### [The exercise]
Restate the entries word for word, omitting nothing.
----
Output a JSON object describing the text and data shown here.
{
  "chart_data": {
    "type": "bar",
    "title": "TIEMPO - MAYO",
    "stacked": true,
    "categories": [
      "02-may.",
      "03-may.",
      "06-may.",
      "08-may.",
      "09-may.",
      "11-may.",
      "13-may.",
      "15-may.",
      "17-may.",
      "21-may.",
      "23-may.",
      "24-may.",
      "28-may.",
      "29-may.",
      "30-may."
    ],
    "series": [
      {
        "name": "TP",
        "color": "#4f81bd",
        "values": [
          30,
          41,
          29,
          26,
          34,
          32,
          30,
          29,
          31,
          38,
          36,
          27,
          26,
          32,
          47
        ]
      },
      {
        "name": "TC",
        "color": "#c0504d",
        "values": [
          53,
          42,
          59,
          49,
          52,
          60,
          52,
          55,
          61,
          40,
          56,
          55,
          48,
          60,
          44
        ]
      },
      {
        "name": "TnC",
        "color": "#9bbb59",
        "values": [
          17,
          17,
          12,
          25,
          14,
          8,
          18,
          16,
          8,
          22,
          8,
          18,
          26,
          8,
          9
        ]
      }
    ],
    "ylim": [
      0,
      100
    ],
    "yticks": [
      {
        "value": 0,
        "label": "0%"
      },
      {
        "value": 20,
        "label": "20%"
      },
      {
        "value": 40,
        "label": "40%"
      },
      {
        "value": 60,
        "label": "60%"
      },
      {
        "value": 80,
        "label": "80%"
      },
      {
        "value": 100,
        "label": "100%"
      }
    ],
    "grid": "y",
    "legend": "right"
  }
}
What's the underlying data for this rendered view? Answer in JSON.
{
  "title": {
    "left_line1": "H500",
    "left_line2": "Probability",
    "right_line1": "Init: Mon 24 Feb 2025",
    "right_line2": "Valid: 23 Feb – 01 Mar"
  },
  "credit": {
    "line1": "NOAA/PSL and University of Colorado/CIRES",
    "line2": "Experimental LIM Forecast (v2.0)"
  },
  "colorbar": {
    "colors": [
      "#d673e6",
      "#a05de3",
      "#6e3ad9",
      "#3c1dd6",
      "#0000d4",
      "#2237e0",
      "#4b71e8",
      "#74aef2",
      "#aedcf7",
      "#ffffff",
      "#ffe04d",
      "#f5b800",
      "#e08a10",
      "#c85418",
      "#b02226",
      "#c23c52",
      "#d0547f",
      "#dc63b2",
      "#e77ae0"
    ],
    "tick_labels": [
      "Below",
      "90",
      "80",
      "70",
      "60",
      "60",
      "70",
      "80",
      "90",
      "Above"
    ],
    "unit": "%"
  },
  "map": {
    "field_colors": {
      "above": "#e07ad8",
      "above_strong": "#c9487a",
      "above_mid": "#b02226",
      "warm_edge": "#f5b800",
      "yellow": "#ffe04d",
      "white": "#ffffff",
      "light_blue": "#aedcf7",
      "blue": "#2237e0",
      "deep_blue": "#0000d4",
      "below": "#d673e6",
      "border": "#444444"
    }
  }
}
----
### [Response to the task]
Output a JSON object describing the text and data shown here.
{
  "chart_data": {
    "type": "bar",
    "title": "TIEMPO - MAYO",
    "stacked": true,
    "categories": [
      "02-may.",
      "03-may.",
      "06-may.",
      "08-may.",
      "09-may.",
      "11-may.",
      "13-may.",
      "15-may.",
      "17-may.",
      "21-may.",
      "23-may.",
      "24-may.",
      "28-may.",
      "29-may.",
      "30-may."
    ],
    "series": [
      {
        "name": "TP",
        "color": "#4f81bd",
        "values": [
          30,
          41,
          29,
          26,
          34,
          32,
          30,
          29,
          31,
          38,
          36,
          27,
          26,
          32,
          47
        ]
      },
      {
        "name": "TC",
        "color": "#c0504d",
        "values": [
          53,
          42,
          59,
          49,
          52,
          60,
          52,
          55,
          61,
          40,
          56,
          55,
          48,
          60,
          44
        ]
      },
      {
        "name": "TnC",
        "color": "#9bbb59",
        "values": [
          17,
          17,
          12,
          25,
          14,
          8,
          18,
          16,
          8,
          22,
          8,
          18,
          26,
          8,
          9
        ]
      }
    ],
    "ylim": [
      0,
      100
    ],
    "yticks": [
      {
        "value": 0,
        "label": "0%"
      },
      {
        "value": 20,
        "label": "20%"
      },
      {
        "value": 40,
        "label": "40%"
      },
      {
        "value": 60,
        "label": "60%"
      },
      {
        "value": 80,
        "label": "80%"
      },
      {
        "value": 100,
        "label": "100%"
      }
    ],
    "grid": "y",
    "legend": "right"
  }
}
What's the underlying data for this rendered view? Answer in JSON.
{
  "title": {
    "left_line1": "H500",
    "left_line2": "Probability",
    "right_line1": "Init: Mon 24 Feb 2025",
    "right_line2": "Valid: 23 Feb – 01 Mar"
  },
  "credit": {
    "line1": "NOAA/PSL and University of Colorado/CIRES",
    "line2": "Experimental LIM Forecast (v2.0)"
  },
  "colorbar": {
    "colors": [
      "#d673e6",
      "#a05de3",
      "#6e3ad9",
      "#3c1dd6",
      "#0000d4",
      "#2237e0",
      "#4b71e8",
      "#74aef2",
      "#aedcf7",
      "#ffffff",
      "#ffe04d",
      "#f5b800",
      "#e08a10",
      "#c85418",
      "#b02226",
      "#c23c52",
      "#d0547f",
      "#dc63b2",
      "#e77ae0"
    ],
    "tick_labels": [
      "Below",
      "90",
      "80",
      "70",
      "60",
      "60",
      "70",
      "80",
      "90",
      "Above"
    ],
    "unit": "%"
  },
  "map": {
    "field_colors": {
      "above": "#e07ad8",
      "above_strong": "#c9487a",
      "above_mid": "#b02226",
      "warm_edge": "#f5b800",
      "yellow": "#ffe04d",
      "white": "#ffffff",
      "light_blue": "#aedcf7",
      "blue": "#2237e0",
      "deep_blue": "#0000d4",
      "below": "#d673e6",
      "border": "#444444"
    }
  }
}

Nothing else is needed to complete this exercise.